■ Work to do: Each line below should be quoted exactly, please.

-- start of Data records --

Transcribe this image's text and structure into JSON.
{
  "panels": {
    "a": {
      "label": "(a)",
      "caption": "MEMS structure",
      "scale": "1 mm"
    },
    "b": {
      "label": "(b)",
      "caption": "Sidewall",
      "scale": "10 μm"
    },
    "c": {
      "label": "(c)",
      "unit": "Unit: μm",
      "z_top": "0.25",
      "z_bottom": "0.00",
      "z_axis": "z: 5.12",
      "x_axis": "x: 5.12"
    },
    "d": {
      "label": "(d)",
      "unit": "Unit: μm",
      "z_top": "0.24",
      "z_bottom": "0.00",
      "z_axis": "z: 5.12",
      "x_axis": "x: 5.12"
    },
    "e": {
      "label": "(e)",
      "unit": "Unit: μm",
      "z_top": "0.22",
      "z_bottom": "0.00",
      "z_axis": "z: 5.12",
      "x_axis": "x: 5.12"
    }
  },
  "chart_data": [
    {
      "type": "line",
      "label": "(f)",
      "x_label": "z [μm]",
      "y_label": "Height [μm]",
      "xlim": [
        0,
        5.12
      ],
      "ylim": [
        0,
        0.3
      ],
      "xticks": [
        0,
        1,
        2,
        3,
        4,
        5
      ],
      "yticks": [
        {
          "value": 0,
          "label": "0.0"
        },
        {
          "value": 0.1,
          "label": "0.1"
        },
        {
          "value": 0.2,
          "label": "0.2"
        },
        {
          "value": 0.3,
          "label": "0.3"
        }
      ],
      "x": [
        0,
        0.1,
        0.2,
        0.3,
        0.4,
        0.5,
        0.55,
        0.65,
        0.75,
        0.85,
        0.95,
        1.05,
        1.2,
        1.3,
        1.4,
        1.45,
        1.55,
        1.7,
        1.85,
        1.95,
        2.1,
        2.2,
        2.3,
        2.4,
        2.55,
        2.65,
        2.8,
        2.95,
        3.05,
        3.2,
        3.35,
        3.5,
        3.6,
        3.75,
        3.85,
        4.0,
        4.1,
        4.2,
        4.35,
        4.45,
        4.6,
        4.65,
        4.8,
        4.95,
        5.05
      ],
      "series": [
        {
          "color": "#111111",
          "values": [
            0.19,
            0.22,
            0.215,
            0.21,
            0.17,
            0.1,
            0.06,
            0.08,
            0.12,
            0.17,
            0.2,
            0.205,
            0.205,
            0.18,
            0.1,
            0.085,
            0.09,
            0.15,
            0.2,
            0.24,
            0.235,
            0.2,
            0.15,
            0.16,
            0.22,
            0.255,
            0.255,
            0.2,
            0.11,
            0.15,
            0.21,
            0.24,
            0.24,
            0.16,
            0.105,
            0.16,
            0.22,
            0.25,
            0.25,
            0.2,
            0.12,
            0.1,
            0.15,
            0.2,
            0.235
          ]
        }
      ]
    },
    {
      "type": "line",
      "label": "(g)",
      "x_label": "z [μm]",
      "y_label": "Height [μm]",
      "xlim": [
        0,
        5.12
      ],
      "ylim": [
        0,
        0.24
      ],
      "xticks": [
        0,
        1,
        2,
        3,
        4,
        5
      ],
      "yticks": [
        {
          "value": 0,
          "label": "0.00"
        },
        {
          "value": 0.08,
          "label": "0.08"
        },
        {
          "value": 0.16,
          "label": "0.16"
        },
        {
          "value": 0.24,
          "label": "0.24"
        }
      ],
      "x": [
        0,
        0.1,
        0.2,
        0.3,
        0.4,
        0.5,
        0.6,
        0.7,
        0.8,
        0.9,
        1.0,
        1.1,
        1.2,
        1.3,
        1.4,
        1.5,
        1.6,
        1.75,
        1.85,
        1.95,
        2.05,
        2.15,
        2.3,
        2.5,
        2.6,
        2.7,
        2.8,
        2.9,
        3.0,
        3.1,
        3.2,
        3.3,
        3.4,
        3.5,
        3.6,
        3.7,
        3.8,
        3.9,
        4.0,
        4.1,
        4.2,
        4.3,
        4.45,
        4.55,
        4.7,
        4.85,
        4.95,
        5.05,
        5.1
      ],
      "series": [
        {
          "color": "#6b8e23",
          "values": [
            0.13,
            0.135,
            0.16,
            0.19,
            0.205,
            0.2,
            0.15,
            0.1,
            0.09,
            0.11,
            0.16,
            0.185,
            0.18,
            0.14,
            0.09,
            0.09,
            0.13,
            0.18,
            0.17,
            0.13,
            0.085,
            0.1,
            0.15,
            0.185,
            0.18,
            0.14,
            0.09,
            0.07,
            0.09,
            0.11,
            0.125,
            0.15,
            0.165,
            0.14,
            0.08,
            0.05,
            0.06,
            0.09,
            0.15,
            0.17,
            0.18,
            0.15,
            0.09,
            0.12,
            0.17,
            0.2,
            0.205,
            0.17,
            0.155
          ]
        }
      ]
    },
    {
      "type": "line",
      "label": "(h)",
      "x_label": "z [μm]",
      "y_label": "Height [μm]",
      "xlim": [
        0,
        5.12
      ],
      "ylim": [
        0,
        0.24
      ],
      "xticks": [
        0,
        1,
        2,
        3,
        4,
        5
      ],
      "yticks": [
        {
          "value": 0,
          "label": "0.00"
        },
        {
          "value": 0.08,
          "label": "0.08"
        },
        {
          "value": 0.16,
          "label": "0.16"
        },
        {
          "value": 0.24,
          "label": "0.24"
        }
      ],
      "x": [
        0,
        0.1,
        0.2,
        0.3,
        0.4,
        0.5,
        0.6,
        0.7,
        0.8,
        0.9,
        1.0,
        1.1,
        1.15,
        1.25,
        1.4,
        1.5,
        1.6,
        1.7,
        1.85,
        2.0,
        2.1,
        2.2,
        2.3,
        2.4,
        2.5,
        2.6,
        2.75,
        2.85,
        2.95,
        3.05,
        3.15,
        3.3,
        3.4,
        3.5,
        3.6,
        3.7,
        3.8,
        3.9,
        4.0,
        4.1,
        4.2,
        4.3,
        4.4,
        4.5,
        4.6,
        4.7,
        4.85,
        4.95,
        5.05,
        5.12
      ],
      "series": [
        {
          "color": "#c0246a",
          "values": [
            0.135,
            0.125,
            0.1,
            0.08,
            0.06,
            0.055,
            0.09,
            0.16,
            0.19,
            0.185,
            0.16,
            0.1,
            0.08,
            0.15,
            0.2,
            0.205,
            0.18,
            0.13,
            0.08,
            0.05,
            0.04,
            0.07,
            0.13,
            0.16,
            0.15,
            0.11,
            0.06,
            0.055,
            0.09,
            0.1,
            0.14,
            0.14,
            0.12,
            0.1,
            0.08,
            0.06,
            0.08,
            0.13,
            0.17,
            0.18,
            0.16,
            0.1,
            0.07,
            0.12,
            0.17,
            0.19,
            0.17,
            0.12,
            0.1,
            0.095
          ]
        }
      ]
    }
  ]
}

-- end of Data records --

■ Output of the task:
Transcribe this image's text and structure into JSON.
{
  "panels": {
    "a": {
      "label": "(a)",
      "caption": "MEMS structure",
      "scale": "1 mm"
    },
    "b": {
      "label": "(b)",
      "caption": "Sidewall",
      "scale": "10 μm"
    },
    "c": {
      "label": "(c)",
      "unit": "Unit: μm",
      "z_top": "0.25",
      "z_bottom": "0.00",
      "z_axis": "z: 5.12",
      "x_axis": "x: 5.12"
    },
    "d": {
      "label": "(d)",
      "unit": "Unit: μm",
      "z_top": "0.24",
      "z_bottom": "0.00",
      "z_axis": "z: 5.12",
      "x_axis": "x: 5.12"
    },
    "e": {
      "label": "(e)",
      "unit": "Unit: μm",
      "z_top": "0.22",
      "z_bottom": "0.00",
      "z_axis": "z: 5.12",
      "x_axis": "x: 5.12"
    }
  },
  "chart_data": [
    {
      "type": "line",
      "label": "(f)",
      "x_label": "z [μm]",
      "y_label": "Height [μm]",
      "xlim": [
        0,
        5.12
      ],
      "ylim": [
        0,
        0.3
      ],
      "xticks": [
        0,
        1,
        2,
        3,
        4,
        5
      ],
      "yticks": [
        {
          "value": 0,
          "label": "0.0"
        },
        {
          "value": 0.1,
          "label": "0.1"
        },
        {
          "value": 0.2,
          "label": "0.2"
        },
        {
          "value": 0.3,
          "label": "0.3"
        }
      ],
      "x": [
        0,
        0.1,
        0.2,
        0.3,
        0.4,
        0.5,
        0.55,
        0.65,
        0.75,
        0.85,
        0.95,
        1.05,
        1.2,
        1.3,
        1.4,
        1.45,
        1.55,
        1.7,
        1.85,
        1.95,
        2.1,
        2.2,
        2.3,
        2.4,
        2.55,
        2.65,
        2.8,
        2.95,
        3.05,
        3.2,
        3.35,
        3.5,
        3.6,
        3.75,
        3.85,
        4.0,
        4.1,
        4.2,
        4.35,
        4.45,
        4.6,
        4.65,
        4.8,
        4.95,
        5.05
      ],
      "series": [
        {
          "color": "#111111",
          "values": [
            0.19,
            0.22,
            0.215,
            0.21,
            0.17,
            0.1,
            0.06,
            0.08,
            0.12,
            0.17,
            0.2,
            0.205,
            0.205,
            0.18,
            0.1,
            0.085,
            0.09,
            0.15,
            0.2,
            0.24,
            0.235,
            0.2,
            0.15,
            0.16,
            0.22,
            0.255,
            0.255,
            0.2,
            0.11,
            0.15,
            0.21,
            0.24,
            0.24,
            0.16,
            0.105,
            0.16,
            0.22,
            0.25,
            0.25,
            0.2,
            0.12,
            0.1,
            0.15,
            0.2,
            0.235
          ]
        }
      ]
    },
    {
      "type": "line",
      "label": "(g)",
      "x_label": "z [μm]",
      "y_label": "Height [μm]",
      "xlim": [
        0,
        5.12
      ],
      "ylim": [
        0,
        0.24
      ],
      "xticks": [
        0,
        1,
        2,
        3,
        4,
        5
      ],
      "yticks": [
        {
          "value": 0,
          "label": "0.00"
        },
        {
          "value": 0.08,
          "label": "0.08"
        },
        {
          "value": 0.16,
          "label": "0.16"
        },
        {
          "value": 0.24,
          "label": "0.24"
        }
      ],
      "x": [
        0,
        0.1,
        0.2,
        0.3,
        0.4,
        0.5,
        0.6,
        0.7,
        0.8,
        0.9,
        1.0,
        1.1,
        1.2,
        1.3,
        1.4,
        1.5,
        1.6,
        1.75,
        1.85,
        1.95,
        2.05,
        2.15,
        2.3,
        2.5,
        2.6,
        2.7,
        2.8,
        2.9,
        3.0,
        3.1,
        3.2,
        3.3,
        3.4,
        3.5,
        3.6,
        3.7,
        3.8,
        3.9,
        4.0,
        4.1,
        4.2,
        4.3,
        4.45,
        4.55,
        4.7,
        4.85,
        4.95,
        5.05,
        5.1
      ],
      "series": [
        {
          "color": "#6b8e23",
          "values": [
            0.13,
            0.135,
            0.16,
            0.19,
            0.205,
            0.2,
            0.15,
            0.1,
            0.09,
            0.11,
            0.16,
            0.185,
            0.18,
            0.14,
            0.09,
            0.09,
            0.13,
            0.18,
            0.17,
            0.13,
            0.085,
            0.1,
            0.15,
            0.185,
            0.18,
            0.14,
            0.09,
            0.07,
            0.09,
            0.11,
            0.125,
            0.15,
            0.165,
            0.14,
            0.08,
            0.05,
            0.06,
            0.09,
            0.15,
            0.17,
            0.18,
            0.15,
            0.09,
            0.12,
            0.17,
            0.2,
            0.205,
            0.17,
            0.155
          ]
        }
      ]
    },
    {
      "type": "line",
      "label": "(h)",
      "x_label": "z [μm]",
      "y_label": "Height [μm]",
      "xlim": [
        0,
        5.12
      ],
      "ylim": [
        0,
        0.24
      ],
      "xticks": [
        0,
        1,
        2,
        3,
        4,
        5
      ],
      "yticks": [
        {
          "value": 0,
          "label": "0.00"
        },
        {
          "value": 0.08,
          "label": "0.08"
        },
        {
          "value": 0.16,
          "label": "0.16"
        },
        {
          "value": 0.24,
          "label": "0.24"
        }
      ],
      "x": [
        0,
        0.1,
        0.2,
        0.3,
        0.4,
        0.5,
        0.6,
        0.7,
        0.8,
        0.9,
        1.0,
        1.1,
        1.15,
        1.25,
        1.4,
        1.5,
        1.6,
        1.7,
        1.85,
        2.0,
        2.1,
        2.2,
        2.3,
        2.4,
        2.5,
        2.6,
        2.75,
        2.85,
        2.95,
        3.05,
        3.15,
        3.3,
        3.4,
        3.5,
        3.6,
        3.7,
        3.8,
        3.9,
        4.0,
        4.1,
        4.2,
        4.3,
        4.4,
        4.5,
        4.6,
        4.7,
        4.85,
        4.95,
        5.05,
        5.12
      ],
      "series": [
        {
          "color": "#c0246a",
          "values": [
            0.135,
            0.125,
            0.1,
            0.08,
            0.06,
            0.055,
            0.09,
            0.16,
            0.19,
            0.185,
            0.16,
            0.1,
            0.08,
            0.15,
            0.2,
            0.205,
            0.18,
            0.13,
            0.08,
            0.05,
            0.04,
            0.07,
            0.13,
            0.16,
            0.15,
            0.11,
            0.06,
            0.055,
            0.09,
            0.1,
            0.14,
            0.14,
            0.12,
            0.1,
            0.08,
            0.06,
            0.08,
            0.13,
            0.17,
            0.18,
            0.16,
            0.1,
            0.07,
            0.12,
            0.17,
            0.19,
            0.17,
            0.12,
            0.1,
            0.095
          ]
        }
      ]
    }
  ]
}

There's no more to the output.